* _OBJECTIVE_: Give every line of the material again, exactly as written.

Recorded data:

·····

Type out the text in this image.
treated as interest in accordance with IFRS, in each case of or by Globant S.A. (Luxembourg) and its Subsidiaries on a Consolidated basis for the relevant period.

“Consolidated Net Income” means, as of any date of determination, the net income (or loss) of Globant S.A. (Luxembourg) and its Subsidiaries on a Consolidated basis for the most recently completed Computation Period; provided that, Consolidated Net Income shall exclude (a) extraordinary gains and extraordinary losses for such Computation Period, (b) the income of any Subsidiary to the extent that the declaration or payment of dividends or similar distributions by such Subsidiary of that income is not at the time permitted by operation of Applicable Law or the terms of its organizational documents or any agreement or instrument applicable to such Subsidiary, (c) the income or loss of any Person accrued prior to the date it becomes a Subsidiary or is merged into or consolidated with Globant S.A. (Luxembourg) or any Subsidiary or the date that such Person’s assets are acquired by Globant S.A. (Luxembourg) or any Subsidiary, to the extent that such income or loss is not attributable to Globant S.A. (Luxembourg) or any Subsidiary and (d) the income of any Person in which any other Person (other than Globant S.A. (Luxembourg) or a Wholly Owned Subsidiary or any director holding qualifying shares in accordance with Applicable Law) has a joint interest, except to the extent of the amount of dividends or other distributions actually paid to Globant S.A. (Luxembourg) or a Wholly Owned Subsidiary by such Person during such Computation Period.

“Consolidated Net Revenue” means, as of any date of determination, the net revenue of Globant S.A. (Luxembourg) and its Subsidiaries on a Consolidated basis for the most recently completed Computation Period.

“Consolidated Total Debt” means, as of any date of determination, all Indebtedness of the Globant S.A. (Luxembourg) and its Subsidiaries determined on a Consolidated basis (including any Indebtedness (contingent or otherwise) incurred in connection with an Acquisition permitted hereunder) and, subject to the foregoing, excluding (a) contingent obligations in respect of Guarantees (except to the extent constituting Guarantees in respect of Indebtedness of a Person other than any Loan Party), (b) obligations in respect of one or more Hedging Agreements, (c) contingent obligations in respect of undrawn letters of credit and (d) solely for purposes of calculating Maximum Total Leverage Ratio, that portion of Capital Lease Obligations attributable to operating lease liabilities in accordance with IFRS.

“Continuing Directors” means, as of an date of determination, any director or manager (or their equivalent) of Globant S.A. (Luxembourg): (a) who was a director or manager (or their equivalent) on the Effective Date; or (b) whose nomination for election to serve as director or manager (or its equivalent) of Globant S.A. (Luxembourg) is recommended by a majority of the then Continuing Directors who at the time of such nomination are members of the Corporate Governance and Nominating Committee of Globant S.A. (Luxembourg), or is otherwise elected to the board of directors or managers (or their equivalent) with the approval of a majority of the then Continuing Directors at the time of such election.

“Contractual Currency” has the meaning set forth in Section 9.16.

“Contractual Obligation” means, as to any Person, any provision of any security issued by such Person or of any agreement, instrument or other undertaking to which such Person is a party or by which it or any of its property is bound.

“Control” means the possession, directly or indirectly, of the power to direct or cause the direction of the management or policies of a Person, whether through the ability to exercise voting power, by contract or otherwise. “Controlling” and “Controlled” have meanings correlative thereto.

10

·····

* _EXPECTED ANSWER_:
Type out the text in this image.
treated as interest in accordance with IFRS, in each case of or by Globant S.A. (Luxembourg) and its Subsidiaries on a Consolidated basis for the relevant period.

“Consolidated Net Income” means, as of any date of determination, the net income (or loss) of Globant S.A. (Luxembourg) and its Subsidiaries on a Consolidated basis for the most recently completed Computation Period; provided that, Consolidated Net Income shall exclude (a) extraordinary gains and extraordinary losses for such Computation Period, (b) the income of any Subsidiary to the extent that the declaration or payment of dividends or similar distributions by such Subsidiary of that income is not at the time permitted by operation of Applicable Law or the terms of its organizational documents or any agreement or instrument applicable to such Subsidiary, (c) the income or loss of any Person accrued prior to the date it becomes a Subsidiary or is merged into or consolidated with Globant S.A. (Luxembourg) or any Subsidiary or the date that such Person’s assets are acquired by Globant S.A. (Luxembourg) or any Subsidiary, to the extent that such income or loss is not attributable to Globant S.A. (Luxembourg) or any Subsidiary and (d) the income of any Person in which any other Person (other than Globant S.A. (Luxembourg) or a Wholly Owned Subsidiary or any director holding qualifying shares in accordance with Applicable Law) has a joint interest, except to the extent of the amount of dividends or other distributions actually paid to Globant S.A. (Luxembourg) or a Wholly Owned Subsidiary by such Person during such Computation Period.

“Consolidated Net Revenue” means, as of any date of determination, the net revenue of Globant S.A. (Luxembourg) and its Subsidiaries on a Consolidated basis for the most recently completed Computation Period.

“Consolidated Total Debt” means, as of any date of determination, all Indebtedness of the Globant S.A. (Luxembourg) and its Subsidiaries determined on a Consolidated basis (including any Indebtedness (contingent or otherwise) incurred in connection with an Acquisition permitted hereunder) and, subject to the foregoing, excluding (a) contingent obligations in respect of Guarantees (except to the extent constituting Guarantees in respect of Indebtedness of a Person other than any Loan Party), (b) obligations in respect of one or more Hedging Agreements, (c) contingent obligations in respect of undrawn letters of credit and (d) solely for purposes of calculating Maximum Total Leverage Ratio, that portion of Capital Lease Obligations attributable to operating lease liabilities in accordance with IFRS.

“Continuing Directors” means, as of an date of determination, any director or manager (or their equivalent) of Globant S.A. (Luxembourg): (a) who was a director or manager (or their equivalent) on the Effective Date; or (b) whose nomination for election to serve as director or manager (or its equivalent) of Globant S.A. (Luxembourg) is recommended by a majority of the then Continuing Directors who at the time of such nomination are members of the Corporate Governance and Nominating Committee of Globant S.A. (Luxembourg), or is otherwise elected to the board of directors or managers (or their equivalent) with the approval of a majority of the then Continuing Directors at the time of such election.

“Contractual Currency” has the meaning set forth in Section 9.16.

“Contractual Obligation” means, as to any Person, any provision of any security issued by such Person or of any agreement, instrument or other undertaking to which such Person is a party or by which it or any of its property is bound.

“Control” means the possession, directly or indirectly, of the power to direct or cause the direction of the management or policies of a Person, whether through the ability to exercise voting power, by contract or otherwise. “Controlling” and “Controlled” have meanings correlative thereto.

10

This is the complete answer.